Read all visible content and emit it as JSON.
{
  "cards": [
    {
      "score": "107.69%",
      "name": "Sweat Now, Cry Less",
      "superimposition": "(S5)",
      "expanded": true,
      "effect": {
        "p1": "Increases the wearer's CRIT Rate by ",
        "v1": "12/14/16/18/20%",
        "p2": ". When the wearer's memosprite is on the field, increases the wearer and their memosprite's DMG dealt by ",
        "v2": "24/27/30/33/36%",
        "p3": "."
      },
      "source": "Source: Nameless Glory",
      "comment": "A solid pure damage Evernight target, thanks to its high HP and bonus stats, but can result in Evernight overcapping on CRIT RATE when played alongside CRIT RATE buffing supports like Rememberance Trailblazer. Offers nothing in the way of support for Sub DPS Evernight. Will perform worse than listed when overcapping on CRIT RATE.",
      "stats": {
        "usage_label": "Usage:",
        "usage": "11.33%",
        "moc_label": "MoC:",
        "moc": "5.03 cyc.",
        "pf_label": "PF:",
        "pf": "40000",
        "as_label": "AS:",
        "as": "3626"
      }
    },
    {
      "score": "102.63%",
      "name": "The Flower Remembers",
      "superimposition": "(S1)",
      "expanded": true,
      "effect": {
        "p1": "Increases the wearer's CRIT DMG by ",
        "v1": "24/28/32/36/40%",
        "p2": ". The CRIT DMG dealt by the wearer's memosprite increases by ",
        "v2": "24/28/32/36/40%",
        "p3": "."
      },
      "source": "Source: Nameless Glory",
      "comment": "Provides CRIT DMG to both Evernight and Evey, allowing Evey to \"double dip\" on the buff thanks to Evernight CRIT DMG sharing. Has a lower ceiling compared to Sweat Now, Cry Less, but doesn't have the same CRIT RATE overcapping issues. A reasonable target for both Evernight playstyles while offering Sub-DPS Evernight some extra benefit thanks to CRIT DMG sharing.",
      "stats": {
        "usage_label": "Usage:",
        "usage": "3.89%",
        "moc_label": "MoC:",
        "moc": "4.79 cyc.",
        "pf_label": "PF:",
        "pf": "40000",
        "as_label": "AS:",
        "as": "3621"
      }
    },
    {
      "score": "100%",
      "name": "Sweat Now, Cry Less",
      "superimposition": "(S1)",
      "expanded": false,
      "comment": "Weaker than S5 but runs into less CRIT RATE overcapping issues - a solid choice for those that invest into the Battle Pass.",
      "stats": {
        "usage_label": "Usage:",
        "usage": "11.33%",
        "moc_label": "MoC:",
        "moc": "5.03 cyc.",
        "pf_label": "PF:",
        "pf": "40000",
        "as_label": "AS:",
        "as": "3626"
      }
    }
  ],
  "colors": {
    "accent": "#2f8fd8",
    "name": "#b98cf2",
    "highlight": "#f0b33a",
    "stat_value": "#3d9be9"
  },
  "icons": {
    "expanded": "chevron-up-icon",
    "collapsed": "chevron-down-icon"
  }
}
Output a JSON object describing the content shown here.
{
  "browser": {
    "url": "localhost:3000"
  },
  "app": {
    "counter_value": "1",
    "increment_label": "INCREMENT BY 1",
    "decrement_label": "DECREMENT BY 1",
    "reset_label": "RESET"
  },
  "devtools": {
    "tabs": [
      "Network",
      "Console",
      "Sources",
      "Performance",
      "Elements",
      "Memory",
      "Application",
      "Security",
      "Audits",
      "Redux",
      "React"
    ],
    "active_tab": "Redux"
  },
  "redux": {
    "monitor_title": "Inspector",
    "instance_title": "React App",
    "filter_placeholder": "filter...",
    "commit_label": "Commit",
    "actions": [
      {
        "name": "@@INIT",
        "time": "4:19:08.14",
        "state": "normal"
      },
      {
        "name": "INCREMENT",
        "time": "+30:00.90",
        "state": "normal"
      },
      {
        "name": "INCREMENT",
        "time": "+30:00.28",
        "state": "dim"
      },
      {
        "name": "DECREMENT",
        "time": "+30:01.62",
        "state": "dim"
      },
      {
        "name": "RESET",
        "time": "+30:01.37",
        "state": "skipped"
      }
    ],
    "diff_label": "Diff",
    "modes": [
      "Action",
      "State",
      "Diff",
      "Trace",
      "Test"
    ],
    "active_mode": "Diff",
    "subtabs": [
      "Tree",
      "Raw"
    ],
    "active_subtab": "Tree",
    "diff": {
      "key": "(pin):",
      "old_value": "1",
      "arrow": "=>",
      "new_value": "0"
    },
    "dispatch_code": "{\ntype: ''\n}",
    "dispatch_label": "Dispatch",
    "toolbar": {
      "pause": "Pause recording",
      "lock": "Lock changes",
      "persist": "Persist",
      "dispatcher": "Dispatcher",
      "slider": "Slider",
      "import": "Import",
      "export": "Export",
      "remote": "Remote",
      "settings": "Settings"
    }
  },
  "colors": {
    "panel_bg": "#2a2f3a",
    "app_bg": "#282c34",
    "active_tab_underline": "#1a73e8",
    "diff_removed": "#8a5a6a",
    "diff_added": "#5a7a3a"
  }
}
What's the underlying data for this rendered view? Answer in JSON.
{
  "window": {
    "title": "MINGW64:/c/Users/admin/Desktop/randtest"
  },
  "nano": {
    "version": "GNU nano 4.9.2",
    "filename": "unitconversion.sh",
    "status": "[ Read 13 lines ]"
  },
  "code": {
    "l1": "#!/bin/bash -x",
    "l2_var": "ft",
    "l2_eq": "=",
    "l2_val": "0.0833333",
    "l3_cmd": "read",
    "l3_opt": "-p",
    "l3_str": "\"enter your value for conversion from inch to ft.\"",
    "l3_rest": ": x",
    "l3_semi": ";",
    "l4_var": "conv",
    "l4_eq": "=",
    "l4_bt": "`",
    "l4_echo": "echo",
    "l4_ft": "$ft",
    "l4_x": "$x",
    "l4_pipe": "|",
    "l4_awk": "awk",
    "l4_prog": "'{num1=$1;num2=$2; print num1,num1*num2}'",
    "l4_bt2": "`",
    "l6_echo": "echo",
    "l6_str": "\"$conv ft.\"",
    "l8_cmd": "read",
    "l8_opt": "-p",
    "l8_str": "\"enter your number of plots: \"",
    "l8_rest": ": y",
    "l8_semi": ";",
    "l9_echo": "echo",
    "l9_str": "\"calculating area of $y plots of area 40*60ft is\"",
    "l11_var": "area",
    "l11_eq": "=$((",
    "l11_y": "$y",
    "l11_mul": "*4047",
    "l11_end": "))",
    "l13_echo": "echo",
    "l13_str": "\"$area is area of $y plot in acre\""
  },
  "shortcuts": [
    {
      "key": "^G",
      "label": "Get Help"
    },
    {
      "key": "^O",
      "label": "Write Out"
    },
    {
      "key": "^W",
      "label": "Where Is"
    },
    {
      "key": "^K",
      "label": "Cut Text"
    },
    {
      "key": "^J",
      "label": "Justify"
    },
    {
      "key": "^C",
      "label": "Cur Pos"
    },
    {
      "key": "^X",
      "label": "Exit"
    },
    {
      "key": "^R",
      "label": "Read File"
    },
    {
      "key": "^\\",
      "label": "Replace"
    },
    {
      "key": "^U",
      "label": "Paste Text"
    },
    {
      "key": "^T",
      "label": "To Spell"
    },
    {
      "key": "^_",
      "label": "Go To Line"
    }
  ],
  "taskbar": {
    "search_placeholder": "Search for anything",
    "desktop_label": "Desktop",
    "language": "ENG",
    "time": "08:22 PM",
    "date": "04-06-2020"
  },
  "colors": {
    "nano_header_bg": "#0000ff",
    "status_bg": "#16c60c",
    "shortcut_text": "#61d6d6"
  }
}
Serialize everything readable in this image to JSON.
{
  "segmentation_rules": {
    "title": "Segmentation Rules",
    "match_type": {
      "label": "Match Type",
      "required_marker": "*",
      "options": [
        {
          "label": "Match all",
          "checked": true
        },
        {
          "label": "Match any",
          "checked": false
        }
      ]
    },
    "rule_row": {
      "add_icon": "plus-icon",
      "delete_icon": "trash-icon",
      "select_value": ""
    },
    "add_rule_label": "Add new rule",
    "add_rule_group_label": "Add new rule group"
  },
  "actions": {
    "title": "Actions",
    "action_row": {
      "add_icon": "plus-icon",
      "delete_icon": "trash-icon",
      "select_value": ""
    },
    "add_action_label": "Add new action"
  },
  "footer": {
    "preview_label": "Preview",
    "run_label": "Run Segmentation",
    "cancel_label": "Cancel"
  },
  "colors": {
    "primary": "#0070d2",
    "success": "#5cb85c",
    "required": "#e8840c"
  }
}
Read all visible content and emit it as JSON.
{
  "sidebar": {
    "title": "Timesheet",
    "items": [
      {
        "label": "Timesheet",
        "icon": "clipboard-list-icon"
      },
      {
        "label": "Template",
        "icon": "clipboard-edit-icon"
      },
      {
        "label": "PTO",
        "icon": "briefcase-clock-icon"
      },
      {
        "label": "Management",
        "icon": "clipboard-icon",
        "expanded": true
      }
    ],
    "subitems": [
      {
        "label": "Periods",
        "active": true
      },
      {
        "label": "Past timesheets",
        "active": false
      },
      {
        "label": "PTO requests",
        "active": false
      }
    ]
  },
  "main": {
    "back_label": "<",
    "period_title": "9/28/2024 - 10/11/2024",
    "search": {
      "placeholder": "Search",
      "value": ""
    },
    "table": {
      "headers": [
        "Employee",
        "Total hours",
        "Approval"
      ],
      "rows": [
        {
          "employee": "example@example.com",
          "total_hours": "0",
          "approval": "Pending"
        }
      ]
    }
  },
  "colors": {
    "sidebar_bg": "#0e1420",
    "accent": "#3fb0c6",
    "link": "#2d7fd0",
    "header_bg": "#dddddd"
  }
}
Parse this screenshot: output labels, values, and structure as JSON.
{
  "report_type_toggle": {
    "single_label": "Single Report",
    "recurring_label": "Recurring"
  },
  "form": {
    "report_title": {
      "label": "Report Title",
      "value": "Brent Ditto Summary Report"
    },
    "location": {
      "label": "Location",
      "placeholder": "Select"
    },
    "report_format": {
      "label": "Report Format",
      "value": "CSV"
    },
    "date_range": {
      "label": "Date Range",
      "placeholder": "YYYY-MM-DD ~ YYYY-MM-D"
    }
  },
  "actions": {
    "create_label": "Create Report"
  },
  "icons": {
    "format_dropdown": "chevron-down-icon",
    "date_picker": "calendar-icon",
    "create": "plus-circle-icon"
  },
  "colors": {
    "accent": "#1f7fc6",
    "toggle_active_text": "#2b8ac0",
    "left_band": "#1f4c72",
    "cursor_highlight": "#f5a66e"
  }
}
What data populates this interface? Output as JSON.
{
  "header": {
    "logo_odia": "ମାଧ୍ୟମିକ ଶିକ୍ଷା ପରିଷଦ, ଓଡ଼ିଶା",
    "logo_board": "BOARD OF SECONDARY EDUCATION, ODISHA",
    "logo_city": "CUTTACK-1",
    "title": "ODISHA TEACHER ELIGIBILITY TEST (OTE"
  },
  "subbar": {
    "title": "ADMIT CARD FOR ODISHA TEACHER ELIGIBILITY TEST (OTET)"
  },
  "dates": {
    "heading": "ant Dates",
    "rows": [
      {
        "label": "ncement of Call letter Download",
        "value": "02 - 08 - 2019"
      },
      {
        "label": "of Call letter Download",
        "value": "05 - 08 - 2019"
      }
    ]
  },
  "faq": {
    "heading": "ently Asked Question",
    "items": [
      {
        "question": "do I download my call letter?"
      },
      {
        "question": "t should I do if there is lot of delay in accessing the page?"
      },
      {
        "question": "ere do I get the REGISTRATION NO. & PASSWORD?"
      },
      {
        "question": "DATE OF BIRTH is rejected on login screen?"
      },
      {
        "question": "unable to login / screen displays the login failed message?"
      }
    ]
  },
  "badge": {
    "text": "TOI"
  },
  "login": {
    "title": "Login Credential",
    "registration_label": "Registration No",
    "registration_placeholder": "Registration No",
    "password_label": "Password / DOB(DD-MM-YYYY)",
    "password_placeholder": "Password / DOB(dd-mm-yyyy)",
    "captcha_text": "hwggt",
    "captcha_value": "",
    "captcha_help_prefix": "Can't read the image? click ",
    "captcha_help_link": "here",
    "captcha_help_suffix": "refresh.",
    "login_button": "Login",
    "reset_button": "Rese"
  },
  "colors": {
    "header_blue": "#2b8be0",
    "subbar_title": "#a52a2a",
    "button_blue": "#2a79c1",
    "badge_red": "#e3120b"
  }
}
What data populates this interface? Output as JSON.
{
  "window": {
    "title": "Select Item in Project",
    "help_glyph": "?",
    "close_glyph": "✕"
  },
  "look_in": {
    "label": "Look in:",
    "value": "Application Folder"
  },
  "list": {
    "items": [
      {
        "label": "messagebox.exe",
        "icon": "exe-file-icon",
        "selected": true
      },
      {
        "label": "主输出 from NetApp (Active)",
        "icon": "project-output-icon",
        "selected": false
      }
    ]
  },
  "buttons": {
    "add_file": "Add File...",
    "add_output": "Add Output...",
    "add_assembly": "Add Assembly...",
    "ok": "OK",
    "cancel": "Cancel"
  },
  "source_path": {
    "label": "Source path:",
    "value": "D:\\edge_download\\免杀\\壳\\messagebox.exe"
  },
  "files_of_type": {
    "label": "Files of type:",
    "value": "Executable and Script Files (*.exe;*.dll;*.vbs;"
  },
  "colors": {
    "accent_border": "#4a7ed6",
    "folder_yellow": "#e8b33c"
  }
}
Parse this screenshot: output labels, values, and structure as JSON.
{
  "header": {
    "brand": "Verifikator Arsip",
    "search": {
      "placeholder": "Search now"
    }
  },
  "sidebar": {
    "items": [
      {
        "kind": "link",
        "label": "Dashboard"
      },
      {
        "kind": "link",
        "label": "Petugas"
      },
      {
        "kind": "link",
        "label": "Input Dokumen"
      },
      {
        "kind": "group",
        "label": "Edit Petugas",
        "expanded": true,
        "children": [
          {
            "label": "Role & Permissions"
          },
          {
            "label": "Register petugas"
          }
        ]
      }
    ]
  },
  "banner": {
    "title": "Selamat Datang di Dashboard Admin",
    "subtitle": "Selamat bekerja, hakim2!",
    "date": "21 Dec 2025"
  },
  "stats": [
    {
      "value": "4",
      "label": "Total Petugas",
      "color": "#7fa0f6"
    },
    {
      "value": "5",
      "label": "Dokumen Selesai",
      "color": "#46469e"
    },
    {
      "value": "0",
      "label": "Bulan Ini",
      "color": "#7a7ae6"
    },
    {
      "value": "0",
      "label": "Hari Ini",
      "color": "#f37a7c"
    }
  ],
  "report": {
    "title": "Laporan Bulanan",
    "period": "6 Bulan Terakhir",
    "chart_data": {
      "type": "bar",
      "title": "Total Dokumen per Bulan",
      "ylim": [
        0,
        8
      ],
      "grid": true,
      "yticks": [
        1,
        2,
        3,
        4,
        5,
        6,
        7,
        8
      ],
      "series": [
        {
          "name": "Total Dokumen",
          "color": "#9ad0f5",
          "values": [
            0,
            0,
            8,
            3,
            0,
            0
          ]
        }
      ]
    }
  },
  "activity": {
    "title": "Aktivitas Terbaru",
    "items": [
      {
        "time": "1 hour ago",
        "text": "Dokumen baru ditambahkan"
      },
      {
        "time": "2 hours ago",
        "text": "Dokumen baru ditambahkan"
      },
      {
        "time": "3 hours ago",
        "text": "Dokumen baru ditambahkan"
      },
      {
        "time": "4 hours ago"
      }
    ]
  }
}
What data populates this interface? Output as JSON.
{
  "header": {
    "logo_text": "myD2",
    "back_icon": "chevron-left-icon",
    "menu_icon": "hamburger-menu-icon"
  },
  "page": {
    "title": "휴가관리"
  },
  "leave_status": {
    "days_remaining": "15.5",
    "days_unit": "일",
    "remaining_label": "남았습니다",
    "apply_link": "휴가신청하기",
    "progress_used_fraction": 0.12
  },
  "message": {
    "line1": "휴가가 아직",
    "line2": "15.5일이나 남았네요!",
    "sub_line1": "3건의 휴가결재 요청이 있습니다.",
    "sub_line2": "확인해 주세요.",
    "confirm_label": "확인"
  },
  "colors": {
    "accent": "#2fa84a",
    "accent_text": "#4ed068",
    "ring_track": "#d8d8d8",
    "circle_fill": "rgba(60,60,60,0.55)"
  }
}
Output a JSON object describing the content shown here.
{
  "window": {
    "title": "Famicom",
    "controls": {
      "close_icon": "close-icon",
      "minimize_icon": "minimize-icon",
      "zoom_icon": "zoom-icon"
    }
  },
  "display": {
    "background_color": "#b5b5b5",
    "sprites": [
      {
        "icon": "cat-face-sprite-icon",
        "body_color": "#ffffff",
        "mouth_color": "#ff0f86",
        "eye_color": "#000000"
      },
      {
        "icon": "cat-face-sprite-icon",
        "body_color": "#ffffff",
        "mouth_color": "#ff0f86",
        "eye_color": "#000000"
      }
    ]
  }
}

- [GOAL] Isolate the lines that hold the word "letter" and copy all of them.

- [RESPONSE FOR THIS EXERCISE]
        "label": "ncement of Call letter Download",
        "label": "of Call letter Download",
        "question": "do I download my call letter?"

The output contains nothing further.